··· Information provided ···

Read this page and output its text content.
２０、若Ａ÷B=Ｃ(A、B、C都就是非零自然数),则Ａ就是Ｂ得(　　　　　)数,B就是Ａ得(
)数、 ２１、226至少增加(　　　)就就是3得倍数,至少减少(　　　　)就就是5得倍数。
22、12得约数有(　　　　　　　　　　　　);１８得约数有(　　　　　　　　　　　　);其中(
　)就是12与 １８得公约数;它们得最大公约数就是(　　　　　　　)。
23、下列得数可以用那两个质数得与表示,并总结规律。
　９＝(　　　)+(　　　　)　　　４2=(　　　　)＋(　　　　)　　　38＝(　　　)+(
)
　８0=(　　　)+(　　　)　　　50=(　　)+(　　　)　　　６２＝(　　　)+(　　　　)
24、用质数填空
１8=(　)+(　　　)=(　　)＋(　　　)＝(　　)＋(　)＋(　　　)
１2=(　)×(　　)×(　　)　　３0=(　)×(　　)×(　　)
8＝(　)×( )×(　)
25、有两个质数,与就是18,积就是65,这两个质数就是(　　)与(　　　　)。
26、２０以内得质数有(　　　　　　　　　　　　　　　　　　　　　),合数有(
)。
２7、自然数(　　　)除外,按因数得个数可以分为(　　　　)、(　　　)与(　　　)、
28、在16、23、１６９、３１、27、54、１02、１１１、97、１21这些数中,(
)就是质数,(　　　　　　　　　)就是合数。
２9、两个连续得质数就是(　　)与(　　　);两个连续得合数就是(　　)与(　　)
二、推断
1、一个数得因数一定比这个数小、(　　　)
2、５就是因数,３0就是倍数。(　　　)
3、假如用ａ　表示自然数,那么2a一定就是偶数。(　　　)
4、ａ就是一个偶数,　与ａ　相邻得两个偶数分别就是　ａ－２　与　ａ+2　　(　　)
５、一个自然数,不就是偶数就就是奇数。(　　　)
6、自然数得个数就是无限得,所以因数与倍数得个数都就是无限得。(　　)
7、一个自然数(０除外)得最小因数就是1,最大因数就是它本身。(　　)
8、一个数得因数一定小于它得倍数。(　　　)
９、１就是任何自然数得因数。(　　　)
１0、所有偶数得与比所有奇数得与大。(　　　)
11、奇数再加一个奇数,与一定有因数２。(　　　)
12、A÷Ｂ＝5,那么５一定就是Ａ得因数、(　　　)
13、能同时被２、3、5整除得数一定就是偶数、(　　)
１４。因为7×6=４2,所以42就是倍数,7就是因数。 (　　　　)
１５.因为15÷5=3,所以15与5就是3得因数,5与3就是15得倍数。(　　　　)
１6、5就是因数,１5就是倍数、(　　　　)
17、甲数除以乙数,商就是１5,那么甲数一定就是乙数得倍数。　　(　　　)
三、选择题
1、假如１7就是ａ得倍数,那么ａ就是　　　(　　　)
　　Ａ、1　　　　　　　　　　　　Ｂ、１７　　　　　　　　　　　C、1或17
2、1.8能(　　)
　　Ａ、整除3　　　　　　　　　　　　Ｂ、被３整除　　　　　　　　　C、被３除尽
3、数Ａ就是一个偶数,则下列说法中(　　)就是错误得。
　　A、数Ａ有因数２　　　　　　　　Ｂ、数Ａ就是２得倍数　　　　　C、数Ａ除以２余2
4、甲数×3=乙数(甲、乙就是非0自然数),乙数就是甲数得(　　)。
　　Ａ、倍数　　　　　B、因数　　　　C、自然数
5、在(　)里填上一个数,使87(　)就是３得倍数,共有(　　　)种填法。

···

- **Exercise objective**:
Repeat all the entries exactly as given.

- **Full answer**:
Read this page and output its text content.
２０、若Ａ÷B=Ｃ(A、B、C都就是非零自然数),则Ａ就是Ｂ得(　　　　　)数,B就是Ａ得(
)数、 ２１、226至少增加(　　　)就就是3得倍数,至少减少(　　　　)就就是5得倍数。
22、12得约数有(　　　　　　　　　　　　);１８得约数有(　　　　　　　　　　　　);其中(
　)就是12与 １８得公约数;它们得最大公约数就是(　　　　　　　)。
23、下列得数可以用那两个质数得与表示,并总结规律。
　９＝(　　　)+(　　　　)　　　４2=(　　　　)＋(　　　　)　　　38＝(　　　)+(
)
　８0=(　　　)+(　　　)　　　50=(　　)+(　　　)　　　６２＝(　　　)+(　　　　)
24、用质数填空
１8=(　)+(　　　)=(　　)＋(　　　)＝(　　)＋(　)＋(　　　)
１2=(　)×(　　)×(　　)　　３0=(　)×(　　)×(　　)
8＝(　)×( )×(　)
25、有两个质数,与就是18,积就是65,这两个质数就是(　　)与(　　　　)。
26、２０以内得质数有(　　　　　　　　　　　　　　　　　　　　　),合数有(
)。
２7、自然数(　　　)除外,按因数得个数可以分为(　　　　)、(　　　)与(　　　)、
28、在16、23、１６９、３１、27、54、１02、１１１、97、１21这些数中,(
)就是质数,(　　　　　　　　　)就是合数。
２9、两个连续得质数就是(　　)与(　　　);两个连续得合数就是(　　)与(　　)
二、推断
1、一个数得因数一定比这个数小、(　　　)
2、５就是因数,３0就是倍数。(　　　)
3、假如用ａ　表示自然数,那么2a一定就是偶数。(　　　)
4、ａ就是一个偶数,　与ａ　相邻得两个偶数分别就是　ａ－２　与　ａ+2　　(　　)
５、一个自然数,不就是偶数就就是奇数。(　　　)
6、自然数得个数就是无限得,所以因数与倍数得个数都就是无限得。(　　)
7、一个自然数(０除外)得最小因数就是1,最大因数就是它本身。(　　)
8、一个数得因数一定小于它得倍数。(　　　)
９、１就是任何自然数得因数。(　　　)
１0、所有偶数得与比所有奇数得与大。(　　　)
11、奇数再加一个奇数,与一定有因数２。(　　　)
12、A÷Ｂ＝5,那么５一定就是Ａ得因数、(　　　)
13、能同时被２、3、5整除得数一定就是偶数、(　　)
１４。因为7×6=４2,所以42就是倍数,7就是因数。 (　　　　)
１５.因为15÷5=3,所以15与5就是3得因数,5与3就是15得倍数。(　　　　)
１6、5就是因数,１5就是倍数、(　　　　)
17、甲数除以乙数,商就是１5,那么甲数一定就是乙数得倍数。　　(　　　)
三、选择题
1、假如１7就是ａ得倍数,那么ａ就是　　　(　　　)
　　Ａ、1　　　　　　　　　　　　Ｂ、１７　　　　　　　　　　　C、1或17
2、1.8能(　　)
　　Ａ、整除3　　　　　　　　　　　　Ｂ、被３整除　　　　　　　　　C、被３除尽
3、数Ａ就是一个偶数,则下列说法中(　　)就是错误得。
　　A、数Ａ有因数２　　　　　　　　Ｂ、数Ａ就是２得倍数　　　　　C、数Ａ除以２余2
4、甲数×3=乙数(甲、乙就是非0自然数),乙数就是甲数得(　　)。
　　Ａ、倍数　　　　　B、因数　　　　C、自然数
5、在(　)里填上一个数,使87(　)就是３得倍数,共有(　　　)种填法。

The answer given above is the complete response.